Copy out, without any change, the records from the line containing "point-label-ibvf: IBVF (212, 281, 228, 288)" to the line containing "point-utm: + (247, 306, 253, 314)", both of those lines included.

Supplied data:
::::
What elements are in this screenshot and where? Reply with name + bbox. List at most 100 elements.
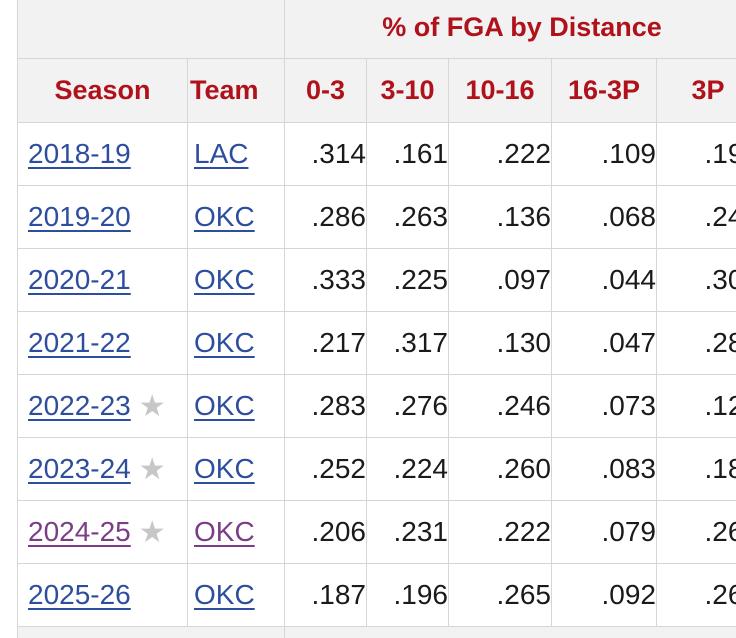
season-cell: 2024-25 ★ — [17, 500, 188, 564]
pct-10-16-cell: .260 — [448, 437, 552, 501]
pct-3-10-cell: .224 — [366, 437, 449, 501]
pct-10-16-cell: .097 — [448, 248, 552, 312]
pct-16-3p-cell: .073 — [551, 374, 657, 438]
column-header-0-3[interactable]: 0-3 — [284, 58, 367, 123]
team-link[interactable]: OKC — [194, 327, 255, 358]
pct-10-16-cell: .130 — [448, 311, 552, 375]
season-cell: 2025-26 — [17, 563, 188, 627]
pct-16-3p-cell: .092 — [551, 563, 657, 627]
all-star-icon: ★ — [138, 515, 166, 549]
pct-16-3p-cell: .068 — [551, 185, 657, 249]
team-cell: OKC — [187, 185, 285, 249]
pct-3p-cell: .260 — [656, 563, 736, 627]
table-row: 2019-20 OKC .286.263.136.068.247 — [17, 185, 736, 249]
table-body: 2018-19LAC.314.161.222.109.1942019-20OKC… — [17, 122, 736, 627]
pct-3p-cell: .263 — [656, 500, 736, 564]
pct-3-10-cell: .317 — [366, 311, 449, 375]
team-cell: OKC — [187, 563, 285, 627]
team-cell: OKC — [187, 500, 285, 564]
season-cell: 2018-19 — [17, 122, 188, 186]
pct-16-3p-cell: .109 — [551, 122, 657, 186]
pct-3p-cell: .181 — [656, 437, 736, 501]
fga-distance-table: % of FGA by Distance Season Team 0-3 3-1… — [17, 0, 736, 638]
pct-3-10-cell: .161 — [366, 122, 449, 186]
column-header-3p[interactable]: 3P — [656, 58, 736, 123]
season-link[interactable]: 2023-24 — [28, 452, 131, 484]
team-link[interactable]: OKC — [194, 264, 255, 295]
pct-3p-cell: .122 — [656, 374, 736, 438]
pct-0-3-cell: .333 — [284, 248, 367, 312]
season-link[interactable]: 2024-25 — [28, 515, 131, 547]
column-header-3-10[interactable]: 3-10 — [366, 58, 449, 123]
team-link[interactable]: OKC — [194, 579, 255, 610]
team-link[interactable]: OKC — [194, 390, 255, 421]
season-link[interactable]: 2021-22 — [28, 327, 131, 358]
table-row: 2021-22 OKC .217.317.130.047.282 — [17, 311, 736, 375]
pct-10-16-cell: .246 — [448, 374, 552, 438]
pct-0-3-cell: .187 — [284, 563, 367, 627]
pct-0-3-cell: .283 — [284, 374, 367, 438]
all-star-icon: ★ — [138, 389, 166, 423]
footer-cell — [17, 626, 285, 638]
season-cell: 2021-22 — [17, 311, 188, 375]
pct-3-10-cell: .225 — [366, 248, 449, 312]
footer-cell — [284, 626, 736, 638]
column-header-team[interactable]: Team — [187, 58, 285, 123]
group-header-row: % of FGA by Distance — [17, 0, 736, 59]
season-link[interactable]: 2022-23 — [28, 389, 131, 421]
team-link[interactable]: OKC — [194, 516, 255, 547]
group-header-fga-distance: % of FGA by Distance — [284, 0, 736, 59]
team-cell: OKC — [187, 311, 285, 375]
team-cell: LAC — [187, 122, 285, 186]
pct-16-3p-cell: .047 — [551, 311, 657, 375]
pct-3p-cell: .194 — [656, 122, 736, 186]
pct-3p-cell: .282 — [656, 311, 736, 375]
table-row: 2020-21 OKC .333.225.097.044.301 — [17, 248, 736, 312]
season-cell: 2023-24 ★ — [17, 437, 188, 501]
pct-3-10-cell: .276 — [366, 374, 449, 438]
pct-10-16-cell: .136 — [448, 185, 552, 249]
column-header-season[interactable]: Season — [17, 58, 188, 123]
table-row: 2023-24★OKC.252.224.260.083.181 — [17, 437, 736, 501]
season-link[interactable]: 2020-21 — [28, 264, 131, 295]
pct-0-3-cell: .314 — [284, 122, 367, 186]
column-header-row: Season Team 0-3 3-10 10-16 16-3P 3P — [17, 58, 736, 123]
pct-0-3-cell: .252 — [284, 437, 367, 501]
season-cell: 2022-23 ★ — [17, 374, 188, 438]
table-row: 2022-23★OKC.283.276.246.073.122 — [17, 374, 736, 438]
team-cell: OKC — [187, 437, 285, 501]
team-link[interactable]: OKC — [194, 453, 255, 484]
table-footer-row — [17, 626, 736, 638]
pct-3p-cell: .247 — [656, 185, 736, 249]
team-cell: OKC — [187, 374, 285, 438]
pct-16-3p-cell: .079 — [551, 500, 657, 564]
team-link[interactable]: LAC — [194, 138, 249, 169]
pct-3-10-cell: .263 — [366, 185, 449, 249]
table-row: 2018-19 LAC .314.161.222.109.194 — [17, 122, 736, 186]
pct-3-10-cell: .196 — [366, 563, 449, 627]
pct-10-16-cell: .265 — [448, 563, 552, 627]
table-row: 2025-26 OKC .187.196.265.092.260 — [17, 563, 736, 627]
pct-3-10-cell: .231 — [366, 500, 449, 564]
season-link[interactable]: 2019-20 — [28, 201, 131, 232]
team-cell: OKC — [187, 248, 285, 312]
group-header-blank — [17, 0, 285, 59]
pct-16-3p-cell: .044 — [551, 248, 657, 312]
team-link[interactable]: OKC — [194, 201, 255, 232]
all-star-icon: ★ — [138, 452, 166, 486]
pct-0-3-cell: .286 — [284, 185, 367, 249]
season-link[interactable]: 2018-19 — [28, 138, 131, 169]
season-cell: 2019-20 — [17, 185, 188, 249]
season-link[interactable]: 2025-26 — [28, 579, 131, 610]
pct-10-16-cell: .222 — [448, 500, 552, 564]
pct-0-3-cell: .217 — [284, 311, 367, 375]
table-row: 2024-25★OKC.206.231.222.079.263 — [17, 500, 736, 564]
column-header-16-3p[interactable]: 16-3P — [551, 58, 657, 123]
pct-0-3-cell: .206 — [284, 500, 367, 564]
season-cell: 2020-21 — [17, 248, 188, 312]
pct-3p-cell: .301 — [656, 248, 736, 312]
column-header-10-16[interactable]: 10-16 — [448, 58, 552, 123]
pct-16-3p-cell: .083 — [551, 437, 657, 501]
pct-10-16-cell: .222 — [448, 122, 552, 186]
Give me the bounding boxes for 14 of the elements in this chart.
::::
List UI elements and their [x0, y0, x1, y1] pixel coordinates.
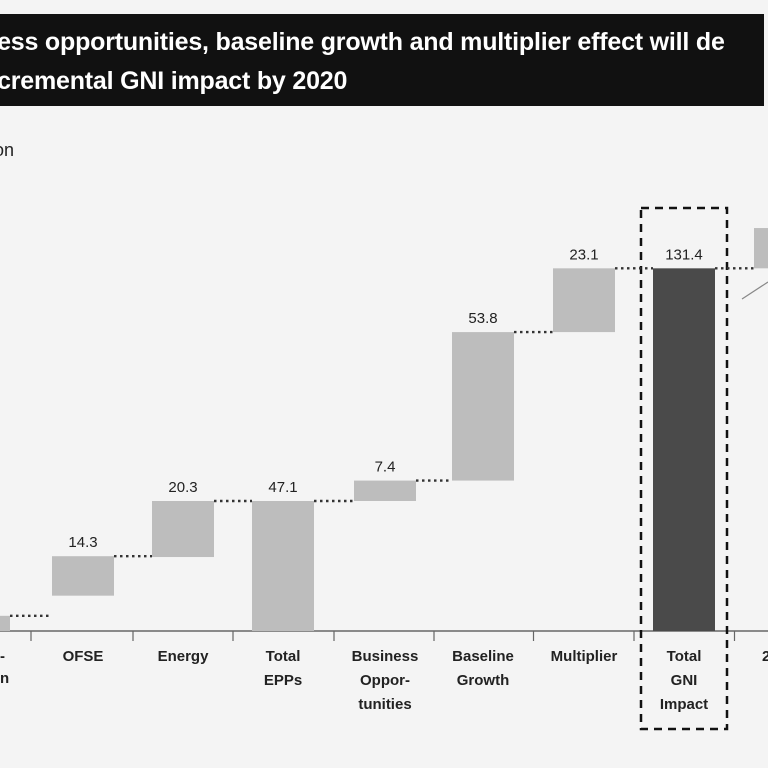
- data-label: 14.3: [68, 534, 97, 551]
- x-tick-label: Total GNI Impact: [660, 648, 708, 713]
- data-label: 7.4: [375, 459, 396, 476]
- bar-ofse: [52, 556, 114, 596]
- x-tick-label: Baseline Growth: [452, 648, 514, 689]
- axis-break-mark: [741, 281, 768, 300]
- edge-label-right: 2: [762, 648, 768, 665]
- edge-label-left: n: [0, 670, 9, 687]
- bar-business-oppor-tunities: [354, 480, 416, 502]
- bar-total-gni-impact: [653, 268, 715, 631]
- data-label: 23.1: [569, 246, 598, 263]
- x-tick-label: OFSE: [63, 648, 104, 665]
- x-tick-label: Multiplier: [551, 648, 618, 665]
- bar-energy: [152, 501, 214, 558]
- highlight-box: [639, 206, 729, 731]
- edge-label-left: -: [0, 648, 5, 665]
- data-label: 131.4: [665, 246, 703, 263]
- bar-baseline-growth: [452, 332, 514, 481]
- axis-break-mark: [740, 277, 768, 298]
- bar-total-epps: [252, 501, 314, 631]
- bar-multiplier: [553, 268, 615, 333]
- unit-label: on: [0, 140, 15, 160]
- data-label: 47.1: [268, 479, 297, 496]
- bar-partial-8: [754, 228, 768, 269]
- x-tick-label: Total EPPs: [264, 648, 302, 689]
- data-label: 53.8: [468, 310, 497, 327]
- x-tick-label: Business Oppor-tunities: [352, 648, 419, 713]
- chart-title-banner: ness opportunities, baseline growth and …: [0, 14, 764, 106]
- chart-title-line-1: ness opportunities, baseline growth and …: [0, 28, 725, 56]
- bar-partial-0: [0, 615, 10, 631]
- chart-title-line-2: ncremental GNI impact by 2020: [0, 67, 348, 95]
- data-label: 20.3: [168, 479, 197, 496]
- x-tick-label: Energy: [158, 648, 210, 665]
::::
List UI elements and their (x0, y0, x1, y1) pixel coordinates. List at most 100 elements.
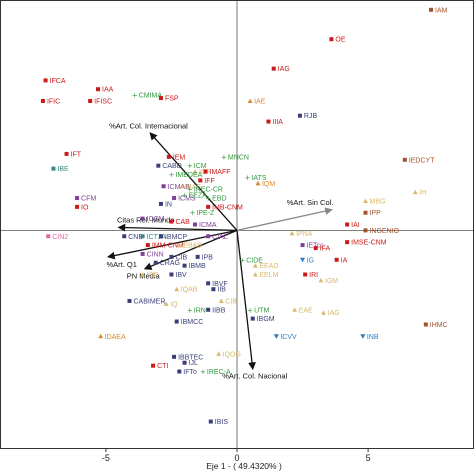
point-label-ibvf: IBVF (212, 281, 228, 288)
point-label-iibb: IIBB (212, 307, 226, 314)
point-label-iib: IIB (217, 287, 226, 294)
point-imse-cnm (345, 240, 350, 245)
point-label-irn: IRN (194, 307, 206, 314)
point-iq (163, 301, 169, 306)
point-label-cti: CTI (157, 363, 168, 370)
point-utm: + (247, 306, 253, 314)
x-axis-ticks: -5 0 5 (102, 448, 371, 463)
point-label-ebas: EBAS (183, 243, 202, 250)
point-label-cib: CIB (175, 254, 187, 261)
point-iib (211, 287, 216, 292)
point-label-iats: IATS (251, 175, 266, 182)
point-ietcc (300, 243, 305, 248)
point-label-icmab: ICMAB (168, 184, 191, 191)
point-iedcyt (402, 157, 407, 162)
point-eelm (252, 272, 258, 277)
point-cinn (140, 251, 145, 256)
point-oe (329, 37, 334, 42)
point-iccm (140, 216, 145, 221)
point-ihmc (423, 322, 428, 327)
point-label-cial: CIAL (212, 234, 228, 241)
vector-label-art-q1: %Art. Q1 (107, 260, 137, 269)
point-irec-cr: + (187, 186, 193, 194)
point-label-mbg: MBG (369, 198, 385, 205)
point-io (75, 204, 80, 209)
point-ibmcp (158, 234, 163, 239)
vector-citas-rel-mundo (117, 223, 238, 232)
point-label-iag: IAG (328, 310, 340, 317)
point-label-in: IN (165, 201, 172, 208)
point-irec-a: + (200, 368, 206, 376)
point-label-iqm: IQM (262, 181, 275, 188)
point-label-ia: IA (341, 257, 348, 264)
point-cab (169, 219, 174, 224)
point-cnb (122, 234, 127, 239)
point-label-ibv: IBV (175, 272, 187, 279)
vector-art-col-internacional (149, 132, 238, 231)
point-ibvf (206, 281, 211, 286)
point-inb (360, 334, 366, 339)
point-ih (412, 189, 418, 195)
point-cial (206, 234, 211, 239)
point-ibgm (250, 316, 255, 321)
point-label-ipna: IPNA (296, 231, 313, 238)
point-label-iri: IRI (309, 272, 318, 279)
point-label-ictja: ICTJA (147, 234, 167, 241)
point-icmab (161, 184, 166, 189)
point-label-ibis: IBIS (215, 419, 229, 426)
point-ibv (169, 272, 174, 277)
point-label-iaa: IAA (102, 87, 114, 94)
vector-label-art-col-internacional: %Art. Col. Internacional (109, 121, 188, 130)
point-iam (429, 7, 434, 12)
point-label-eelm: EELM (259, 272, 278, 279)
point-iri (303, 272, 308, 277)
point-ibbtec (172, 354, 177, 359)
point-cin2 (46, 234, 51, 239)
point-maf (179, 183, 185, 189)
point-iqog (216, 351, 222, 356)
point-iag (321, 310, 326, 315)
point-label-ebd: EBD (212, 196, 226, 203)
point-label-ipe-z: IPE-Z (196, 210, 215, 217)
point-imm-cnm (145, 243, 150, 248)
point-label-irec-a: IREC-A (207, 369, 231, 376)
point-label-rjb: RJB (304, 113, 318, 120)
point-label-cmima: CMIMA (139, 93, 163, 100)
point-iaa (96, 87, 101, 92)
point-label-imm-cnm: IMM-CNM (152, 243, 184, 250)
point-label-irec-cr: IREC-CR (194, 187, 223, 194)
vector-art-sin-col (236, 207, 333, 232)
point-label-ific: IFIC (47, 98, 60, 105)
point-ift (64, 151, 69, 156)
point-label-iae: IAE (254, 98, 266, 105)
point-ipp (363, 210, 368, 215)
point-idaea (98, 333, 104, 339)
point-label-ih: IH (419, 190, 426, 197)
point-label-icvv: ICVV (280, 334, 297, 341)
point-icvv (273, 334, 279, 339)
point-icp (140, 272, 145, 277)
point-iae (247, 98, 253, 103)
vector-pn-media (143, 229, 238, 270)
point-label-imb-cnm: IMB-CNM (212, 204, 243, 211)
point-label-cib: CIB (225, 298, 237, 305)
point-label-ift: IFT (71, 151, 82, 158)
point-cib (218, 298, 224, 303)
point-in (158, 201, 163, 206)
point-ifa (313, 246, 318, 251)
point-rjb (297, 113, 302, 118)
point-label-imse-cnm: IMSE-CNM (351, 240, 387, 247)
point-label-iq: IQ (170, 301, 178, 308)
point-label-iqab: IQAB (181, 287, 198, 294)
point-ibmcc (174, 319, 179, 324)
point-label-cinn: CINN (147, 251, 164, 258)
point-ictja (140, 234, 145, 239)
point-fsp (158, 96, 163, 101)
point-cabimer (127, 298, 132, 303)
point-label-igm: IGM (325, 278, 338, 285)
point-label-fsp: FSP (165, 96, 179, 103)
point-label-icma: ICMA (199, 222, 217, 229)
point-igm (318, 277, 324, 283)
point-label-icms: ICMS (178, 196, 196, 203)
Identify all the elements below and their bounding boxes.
::::
Written response:
point-label-ibvf: IBVF (212, 281, 228, 288)
point-label-iibb: IIBB (212, 307, 226, 314)
point-label-iib: IIB (217, 287, 226, 294)
point-imse-cnm (345, 240, 350, 245)
point-label-irn: IRN (194, 307, 206, 314)
point-iq (163, 301, 169, 306)
point-label-cti: CTI (157, 363, 168, 370)
point-utm: + (247, 306, 253, 314)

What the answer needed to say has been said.